-- DATA TO USE start --

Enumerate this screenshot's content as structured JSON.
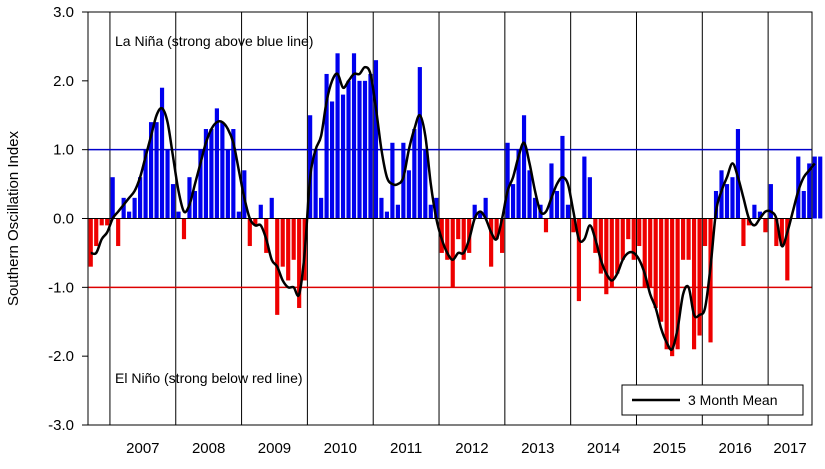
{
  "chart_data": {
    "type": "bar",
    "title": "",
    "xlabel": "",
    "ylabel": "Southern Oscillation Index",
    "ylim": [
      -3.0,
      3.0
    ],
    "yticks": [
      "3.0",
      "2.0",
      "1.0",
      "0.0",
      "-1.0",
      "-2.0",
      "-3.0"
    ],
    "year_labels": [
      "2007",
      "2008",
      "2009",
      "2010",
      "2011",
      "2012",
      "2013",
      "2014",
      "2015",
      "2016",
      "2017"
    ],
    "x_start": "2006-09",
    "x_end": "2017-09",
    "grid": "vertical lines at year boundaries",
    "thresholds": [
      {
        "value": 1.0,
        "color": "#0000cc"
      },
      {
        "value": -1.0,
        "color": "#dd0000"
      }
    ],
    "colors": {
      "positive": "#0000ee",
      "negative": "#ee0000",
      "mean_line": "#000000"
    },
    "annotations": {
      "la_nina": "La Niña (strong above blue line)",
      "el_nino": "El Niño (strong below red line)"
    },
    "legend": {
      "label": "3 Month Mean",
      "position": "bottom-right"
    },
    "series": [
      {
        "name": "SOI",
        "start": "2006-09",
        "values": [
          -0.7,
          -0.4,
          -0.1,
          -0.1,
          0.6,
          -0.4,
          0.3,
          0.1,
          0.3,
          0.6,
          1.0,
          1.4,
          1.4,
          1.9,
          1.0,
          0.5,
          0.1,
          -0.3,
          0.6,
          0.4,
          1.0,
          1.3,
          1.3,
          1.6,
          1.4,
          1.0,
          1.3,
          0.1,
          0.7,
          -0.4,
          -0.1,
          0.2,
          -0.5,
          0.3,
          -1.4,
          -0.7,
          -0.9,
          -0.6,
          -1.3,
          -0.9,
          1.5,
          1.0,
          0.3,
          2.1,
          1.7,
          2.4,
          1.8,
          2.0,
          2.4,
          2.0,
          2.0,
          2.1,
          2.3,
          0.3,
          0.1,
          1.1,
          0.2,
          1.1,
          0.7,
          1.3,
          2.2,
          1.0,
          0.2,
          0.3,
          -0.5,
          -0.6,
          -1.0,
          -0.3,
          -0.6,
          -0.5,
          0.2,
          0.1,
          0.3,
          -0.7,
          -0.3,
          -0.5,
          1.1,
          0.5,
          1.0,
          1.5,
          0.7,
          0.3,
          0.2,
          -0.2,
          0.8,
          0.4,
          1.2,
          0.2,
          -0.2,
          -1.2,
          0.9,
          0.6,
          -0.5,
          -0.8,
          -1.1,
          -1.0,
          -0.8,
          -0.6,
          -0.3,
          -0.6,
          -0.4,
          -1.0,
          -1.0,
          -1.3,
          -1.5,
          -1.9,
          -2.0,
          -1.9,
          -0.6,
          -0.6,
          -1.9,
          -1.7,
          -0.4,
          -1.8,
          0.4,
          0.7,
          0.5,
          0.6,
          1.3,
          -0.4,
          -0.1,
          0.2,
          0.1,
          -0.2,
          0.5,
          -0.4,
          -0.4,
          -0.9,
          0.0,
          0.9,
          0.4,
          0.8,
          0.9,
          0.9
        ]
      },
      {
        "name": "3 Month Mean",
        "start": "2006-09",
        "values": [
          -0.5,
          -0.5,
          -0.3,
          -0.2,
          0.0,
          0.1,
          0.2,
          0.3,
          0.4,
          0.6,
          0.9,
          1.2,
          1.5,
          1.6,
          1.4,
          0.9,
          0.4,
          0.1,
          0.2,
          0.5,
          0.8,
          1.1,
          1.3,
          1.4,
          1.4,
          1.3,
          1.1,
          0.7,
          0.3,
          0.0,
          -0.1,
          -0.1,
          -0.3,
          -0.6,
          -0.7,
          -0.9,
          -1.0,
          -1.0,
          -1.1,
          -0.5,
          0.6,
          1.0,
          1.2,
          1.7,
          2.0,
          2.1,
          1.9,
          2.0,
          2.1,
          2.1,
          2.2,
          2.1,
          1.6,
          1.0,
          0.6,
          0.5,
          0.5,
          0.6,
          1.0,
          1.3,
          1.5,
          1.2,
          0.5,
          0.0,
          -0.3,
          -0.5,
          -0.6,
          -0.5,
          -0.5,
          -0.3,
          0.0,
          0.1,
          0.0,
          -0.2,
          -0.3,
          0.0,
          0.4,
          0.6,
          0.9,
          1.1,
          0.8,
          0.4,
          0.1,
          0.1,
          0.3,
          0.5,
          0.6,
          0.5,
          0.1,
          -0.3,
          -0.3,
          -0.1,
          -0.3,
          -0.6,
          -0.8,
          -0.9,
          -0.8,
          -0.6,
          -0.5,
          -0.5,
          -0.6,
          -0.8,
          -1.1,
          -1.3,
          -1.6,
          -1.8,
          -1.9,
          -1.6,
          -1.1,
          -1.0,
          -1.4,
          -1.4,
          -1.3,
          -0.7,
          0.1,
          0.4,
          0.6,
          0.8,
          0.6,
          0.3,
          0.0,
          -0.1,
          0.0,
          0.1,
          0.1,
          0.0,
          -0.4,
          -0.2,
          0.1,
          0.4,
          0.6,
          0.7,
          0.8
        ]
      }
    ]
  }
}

-- DATA TO USE end --

[DIRECTIONS]: All of the material above should be reproduced exactly, except the pictures.

[CORRECT RESPONSE]:
Enumerate this screenshot's content as structured JSON.
{
  "chart_data": {
    "type": "bar",
    "title": "",
    "xlabel": "",
    "ylabel": "Southern Oscillation Index",
    "ylim": [
      -3.0,
      3.0
    ],
    "yticks": [
      "3.0",
      "2.0",
      "1.0",
      "0.0",
      "-1.0",
      "-2.0",
      "-3.0"
    ],
    "year_labels": [
      "2007",
      "2008",
      "2009",
      "2010",
      "2011",
      "2012",
      "2013",
      "2014",
      "2015",
      "2016",
      "2017"
    ],
    "x_start": "2006-09",
    "x_end": "2017-09",
    "grid": "vertical lines at year boundaries",
    "thresholds": [
      {
        "value": 1.0,
        "color": "#0000cc"
      },
      {
        "value": -1.0,
        "color": "#dd0000"
      }
    ],
    "colors": {
      "positive": "#0000ee",
      "negative": "#ee0000",
      "mean_line": "#000000"
    },
    "annotations": {
      "la_nina": "La Niña (strong above blue line)",
      "el_nino": "El Niño (strong below red line)"
    },
    "legend": {
      "label": "3 Month Mean",
      "position": "bottom-right"
    },
    "series": [
      {
        "name": "SOI",
        "start": "2006-09",
        "values": [
          -0.7,
          -0.4,
          -0.1,
          -0.1,
          0.6,
          -0.4,
          0.3,
          0.1,
          0.3,
          0.6,
          1.0,
          1.4,
          1.4,
          1.9,
          1.0,
          0.5,
          0.1,
          -0.3,
          0.6,
          0.4,
          1.0,
          1.3,
          1.3,
          1.6,
          1.4,
          1.0,
          1.3,
          0.1,
          0.7,
          -0.4,
          -0.1,
          0.2,
          -0.5,
          0.3,
          -1.4,
          -0.7,
          -0.9,
          -0.6,
          -1.3,
          -0.9,
          1.5,
          1.0,
          0.3,
          2.1,
          1.7,
          2.4,
          1.8,
          2.0,
          2.4,
          2.0,
          2.0,
          2.1,
          2.3,
          0.3,
          0.1,
          1.1,
          0.2,
          1.1,
          0.7,
          1.3,
          2.2,
          1.0,
          0.2,
          0.3,
          -0.5,
          -0.6,
          -1.0,
          -0.3,
          -0.6,
          -0.5,
          0.2,
          0.1,
          0.3,
          -0.7,
          -0.3,
          -0.5,
          1.1,
          0.5,
          1.0,
          1.5,
          0.7,
          0.3,
          0.2,
          -0.2,
          0.8,
          0.4,
          1.2,
          0.2,
          -0.2,
          -1.2,
          0.9,
          0.6,
          -0.5,
          -0.8,
          -1.1,
          -1.0,
          -0.8,
          -0.6,
          -0.3,
          -0.6,
          -0.4,
          -1.0,
          -1.0,
          -1.3,
          -1.5,
          -1.9,
          -2.0,
          -1.9,
          -0.6,
          -0.6,
          -1.9,
          -1.7,
          -0.4,
          -1.8,
          0.4,
          0.7,
          0.5,
          0.6,
          1.3,
          -0.4,
          -0.1,
          0.2,
          0.1,
          -0.2,
          0.5,
          -0.4,
          -0.4,
          -0.9,
          0.0,
          0.9,
          0.4,
          0.8,
          0.9,
          0.9
        ]
      },
      {
        "name": "3 Month Mean",
        "start": "2006-09",
        "values": [
          -0.5,
          -0.5,
          -0.3,
          -0.2,
          0.0,
          0.1,
          0.2,
          0.3,
          0.4,
          0.6,
          0.9,
          1.2,
          1.5,
          1.6,
          1.4,
          0.9,
          0.4,
          0.1,
          0.2,
          0.5,
          0.8,
          1.1,
          1.3,
          1.4,
          1.4,
          1.3,
          1.1,
          0.7,
          0.3,
          0.0,
          -0.1,
          -0.1,
          -0.3,
          -0.6,
          -0.7,
          -0.9,
          -1.0,
          -1.0,
          -1.1,
          -0.5,
          0.6,
          1.0,
          1.2,
          1.7,
          2.0,
          2.1,
          1.9,
          2.0,
          2.1,
          2.1,
          2.2,
          2.1,
          1.6,
          1.0,
          0.6,
          0.5,
          0.5,
          0.6,
          1.0,
          1.3,
          1.5,
          1.2,
          0.5,
          0.0,
          -0.3,
          -0.5,
          -0.6,
          -0.5,
          -0.5,
          -0.3,
          0.0,
          0.1,
          0.0,
          -0.2,
          -0.3,
          0.0,
          0.4,
          0.6,
          0.9,
          1.1,
          0.8,
          0.4,
          0.1,
          0.1,
          0.3,
          0.5,
          0.6,
          0.5,
          0.1,
          -0.3,
          -0.3,
          -0.1,
          -0.3,
          -0.6,
          -0.8,
          -0.9,
          -0.8,
          -0.6,
          -0.5,
          -0.5,
          -0.6,
          -0.8,
          -1.1,
          -1.3,
          -1.6,
          -1.8,
          -1.9,
          -1.6,
          -1.1,
          -1.0,
          -1.4,
          -1.4,
          -1.3,
          -0.7,
          0.1,
          0.4,
          0.6,
          0.8,
          0.6,
          0.3,
          0.0,
          -0.1,
          0.0,
          0.1,
          0.1,
          0.0,
          -0.4,
          -0.2,
          0.1,
          0.4,
          0.6,
          0.7,
          0.8
        ]
      }
    ]
  }
}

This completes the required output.